Data records
⟨

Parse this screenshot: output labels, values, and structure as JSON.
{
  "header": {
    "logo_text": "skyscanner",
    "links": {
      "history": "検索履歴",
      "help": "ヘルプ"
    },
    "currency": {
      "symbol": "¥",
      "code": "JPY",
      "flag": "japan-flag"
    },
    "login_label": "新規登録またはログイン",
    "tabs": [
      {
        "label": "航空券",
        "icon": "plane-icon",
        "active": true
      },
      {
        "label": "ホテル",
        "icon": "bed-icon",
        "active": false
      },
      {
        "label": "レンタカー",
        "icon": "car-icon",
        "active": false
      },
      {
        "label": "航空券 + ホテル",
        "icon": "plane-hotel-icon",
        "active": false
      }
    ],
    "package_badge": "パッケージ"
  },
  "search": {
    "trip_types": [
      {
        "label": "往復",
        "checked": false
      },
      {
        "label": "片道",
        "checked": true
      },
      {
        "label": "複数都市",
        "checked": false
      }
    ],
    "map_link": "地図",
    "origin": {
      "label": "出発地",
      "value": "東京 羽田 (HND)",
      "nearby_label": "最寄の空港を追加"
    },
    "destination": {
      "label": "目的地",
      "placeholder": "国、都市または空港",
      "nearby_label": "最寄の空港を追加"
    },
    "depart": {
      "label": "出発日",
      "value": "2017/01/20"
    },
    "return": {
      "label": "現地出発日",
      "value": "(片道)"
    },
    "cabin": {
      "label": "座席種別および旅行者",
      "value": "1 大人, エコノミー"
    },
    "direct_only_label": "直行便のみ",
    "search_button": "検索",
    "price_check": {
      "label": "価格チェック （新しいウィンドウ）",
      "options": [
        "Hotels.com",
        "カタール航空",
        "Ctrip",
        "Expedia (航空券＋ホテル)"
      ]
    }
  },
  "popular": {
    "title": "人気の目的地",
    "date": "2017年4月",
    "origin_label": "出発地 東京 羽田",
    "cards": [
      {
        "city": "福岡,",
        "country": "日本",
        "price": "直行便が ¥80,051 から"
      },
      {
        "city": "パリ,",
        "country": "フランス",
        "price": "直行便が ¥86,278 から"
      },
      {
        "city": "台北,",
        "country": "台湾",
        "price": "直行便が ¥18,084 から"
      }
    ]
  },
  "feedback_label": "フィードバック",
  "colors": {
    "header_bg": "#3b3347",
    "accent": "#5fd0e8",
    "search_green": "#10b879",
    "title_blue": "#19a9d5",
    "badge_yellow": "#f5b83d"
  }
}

⟩

▶ _Problem_: Without omitting anything, output the entries exactly.

▶ _Response to the task_:
Parse this screenshot: output labels, values, and structure as JSON.
{
  "header": {
    "logo_text": "skyscanner",
    "links": {
      "history": "検索履歴",
      "help": "ヘルプ"
    },
    "currency": {
      "symbol": "¥",
      "code": "JPY",
      "flag": "japan-flag"
    },
    "login_label": "新規登録またはログイン",
    "tabs": [
      {
        "label": "航空券",
        "icon": "plane-icon",
        "active": true
      },
      {
        "label": "ホテル",
        "icon": "bed-icon",
        "active": false
      },
      {
        "label": "レンタカー",
        "icon": "car-icon",
        "active": false
      },
      {
        "label": "航空券 + ホテル",
        "icon": "plane-hotel-icon",
        "active": false
      }
    ],
    "package_badge": "パッケージ"
  },
  "search": {
    "trip_types": [
      {
        "label": "往復",
        "checked": false
      },
      {
        "label": "片道",
        "checked": true
      },
      {
        "label": "複数都市",
        "checked": false
      }
    ],
    "map_link": "地図",
    "origin": {
      "label": "出発地",
      "value": "東京 羽田 (HND)",
      "nearby_label": "最寄の空港を追加"
    },
    "destination": {
      "label": "目的地",
      "placeholder": "国、都市または空港",
      "nearby_label": "最寄の空港を追加"
    },
    "depart": {
      "label": "出発日",
      "value": "2017/01/20"
    },
    "return": {
      "label": "現地出発日",
      "value": "(片道)"
    },
    "cabin": {
      "label": "座席種別および旅行者",
      "value": "1 大人, エコノミー"
    },
    "direct_only_label": "直行便のみ",
    "search_button": "検索",
    "price_check": {
      "label": "価格チェック （新しいウィンドウ）",
      "options": [
        "Hotels.com",
        "カタール航空",
        "Ctrip",
        "Expedia (航空券＋ホテル)"
      ]
    }
  },
  "popular": {
    "title": "人気の目的地",
    "date": "2017年4月",
    "origin_label": "出発地 東京 羽田",
    "cards": [
      {
        "city": "福岡,",
        "country": "日本",
        "price": "直行便が ¥80,051 から"
      },
      {
        "city": "パリ,",
        "country": "フランス",
        "price": "直行便が ¥86,278 から"
      },
      {
        "city": "台北,",
        "country": "台湾",
        "price": "直行便が ¥18,084 から"
      }
    ]
  },
  "feedback_label": "フィードバック",
  "colors": {
    "header_bg": "#3b3347",
    "accent": "#5fd0e8",
    "search_green": "#10b879",
    "title_blue": "#19a9d5",
    "badge_yellow": "#f5b83d"
  }
}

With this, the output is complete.